Set problem:
Transcribe the material exactly. Images do not belong in the copy.

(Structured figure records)
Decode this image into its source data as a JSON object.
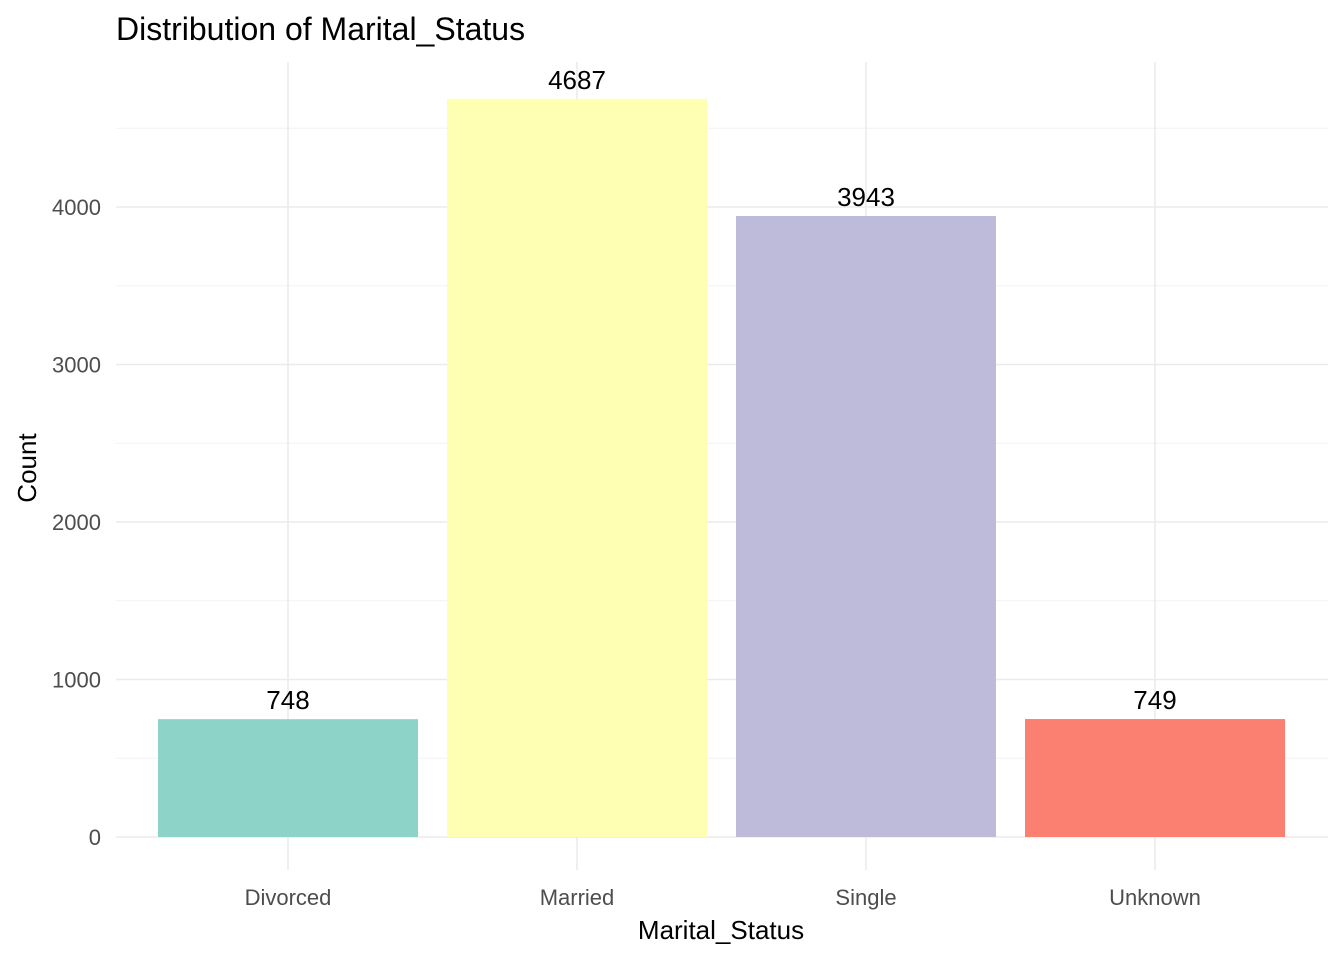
{
  "chart_data": {
    "type": "bar",
    "title": "Distribution of Marital_Status",
    "xlabel": "Marital_Status",
    "ylabel": "Count",
    "categories": [
      "Divorced",
      "Married",
      "Single",
      "Unknown"
    ],
    "values": [
      748,
      4687,
      3943,
      749
    ],
    "data_labels": [
      "748",
      "4687",
      "3943",
      "749"
    ],
    "colors": [
      "#8DD3C7",
      "#FFFFB3",
      "#BEBADA",
      "#FB8072"
    ],
    "yticks": [
      0,
      1000,
      2000,
      3000,
      4000
    ],
    "ytick_labels": [
      "0",
      "1000",
      "2000",
      "3000",
      "4000"
    ],
    "ylim": [
      0,
      4900
    ],
    "grid": true,
    "legend": "none"
  }
}
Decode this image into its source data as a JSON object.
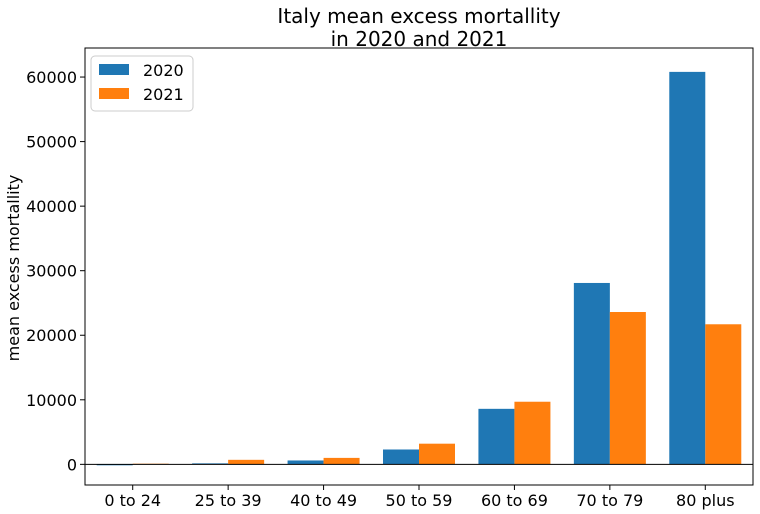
{
  "chart_data": {
    "type": "bar",
    "title_lines": [
      "Italy mean excess mortallity",
      "in 2020 and 2021"
    ],
    "xlabel": "",
    "ylabel": "mean excess mortallity",
    "categories": [
      "0 to 24",
      "25 to 39",
      "40 to 49",
      "50 to 59",
      "60 to 69",
      "70 to 79",
      "80 plus"
    ],
    "series": [
      {
        "name": "2020",
        "color": "#1f77b4",
        "values": [
          -150,
          150,
          600,
          2300,
          8600,
          28100,
          60800
        ]
      },
      {
        "name": "2021",
        "color": "#ff7f0e",
        "values": [
          100,
          700,
          1000,
          3200,
          9700,
          23600,
          21700
        ]
      }
    ],
    "ylim": [
      -3200,
      64500
    ],
    "yticks": [
      0,
      10000,
      20000,
      30000,
      40000,
      50000,
      60000
    ],
    "zero_line": true,
    "grid": false,
    "legend_position": "top-left"
  }
}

Result for this exercise:
Decode this image into its source data as a JSON object.
{
  "chart_data": {
    "type": "bar",
    "title": "Distribution of Marital_Status",
    "xlabel": "Marital_Status",
    "ylabel": "Count",
    "categories": [
      "Divorced",
      "Married",
      "Single",
      "Unknown"
    ],
    "values": [
      748,
      4687,
      3943,
      749
    ],
    "data_labels": [
      "748",
      "4687",
      "3943",
      "749"
    ],
    "colors": [
      "#8DD3C7",
      "#FFFFB3",
      "#BEBADA",
      "#FB8072"
    ],
    "yticks": [
      0,
      1000,
      2000,
      3000,
      4000
    ],
    "ytick_labels": [
      "0",
      "1000",
      "2000",
      "3000",
      "4000"
    ],
    "ylim": [
      0,
      4900
    ],
    "grid": true,
    "legend": "none"
  }
}
Decode this image into its source data as a JSON object.
{
  "chart_data": {
    "type": "bar",
    "title_lines": [
      "Italy mean excess mortallity",
      "in 2020 and 2021"
    ],
    "xlabel": "",
    "ylabel": "mean excess mortallity",
    "categories": [
      "0 to 24",
      "25 to 39",
      "40 to 49",
      "50 to 59",
      "60 to 69",
      "70 to 79",
      "80 plus"
    ],
    "series": [
      {
        "name": "2020",
        "color": "#1f77b4",
        "values": [
          -150,
          150,
          600,
          2300,
          8600,
          28100,
          60800
        ]
      },
      {
        "name": "2021",
        "color": "#ff7f0e",
        "values": [
          100,
          700,
          1000,
          3200,
          9700,
          23600,
          21700
        ]
      }
    ],
    "ylim": [
      -3200,
      64500
    ],
    "yticks": [
      0,
      10000,
      20000,
      30000,
      40000,
      50000,
      60000
    ],
    "zero_line": true,
    "grid": false,
    "legend_position": "top-left"
  }
}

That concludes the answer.